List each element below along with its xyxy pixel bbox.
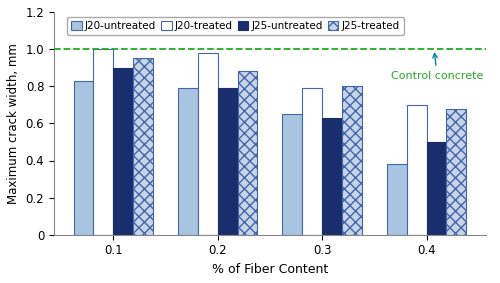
Bar	[407, 105, 426, 235]
Legend: J20-untreated, J20-treated, J25-untreated, J25-treated: J20-untreated, J20-treated, J25-untreate…	[67, 17, 404, 35]
Bar	[282, 114, 302, 235]
X-axis label: % of Fiber Content: % of Fiber Content	[212, 263, 328, 276]
Bar	[178, 88, 198, 235]
Bar	[446, 108, 466, 235]
Bar	[218, 88, 238, 235]
Bar	[342, 86, 362, 235]
Bar	[387, 164, 407, 235]
Bar	[114, 68, 133, 235]
Bar	[426, 142, 446, 235]
Bar	[238, 71, 258, 235]
Bar	[94, 49, 114, 235]
Bar	[74, 81, 94, 235]
Bar	[322, 118, 342, 235]
Y-axis label: Maximum crack width, mm: Maximum crack width, mm	[7, 43, 20, 204]
Bar	[302, 88, 322, 235]
Bar	[133, 58, 153, 235]
Bar	[198, 53, 218, 235]
Text: Control concrete: Control concrete	[391, 53, 484, 81]
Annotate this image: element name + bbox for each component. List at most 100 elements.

+++++

*Your goal*: Reproduce the data above line for line, leaving out the picture.

*The response*:
List each element below along with its xyxy pixel bbox.
Bar	[407, 105, 426, 235]
Legend: J20-untreated, J20-treated, J25-untreated, J25-treated: J20-untreated, J20-treated, J25-untreate…	[67, 17, 404, 35]
Bar	[282, 114, 302, 235]
X-axis label: % of Fiber Content: % of Fiber Content	[212, 263, 328, 276]
Bar	[178, 88, 198, 235]
Bar	[446, 108, 466, 235]
Bar	[218, 88, 238, 235]
Bar	[342, 86, 362, 235]
Bar	[387, 164, 407, 235]
Bar	[114, 68, 133, 235]
Bar	[426, 142, 446, 235]
Bar	[238, 71, 258, 235]
Bar	[94, 49, 114, 235]
Bar	[74, 81, 94, 235]
Bar	[322, 118, 342, 235]
Y-axis label: Maximum crack width, mm: Maximum crack width, mm	[7, 43, 20, 204]
Bar	[302, 88, 322, 235]
Bar	[133, 58, 153, 235]
Bar	[198, 53, 218, 235]
Text: Control concrete: Control concrete	[391, 53, 484, 81]
Annotate this image: element name + bbox for each component. List at most 100 elements.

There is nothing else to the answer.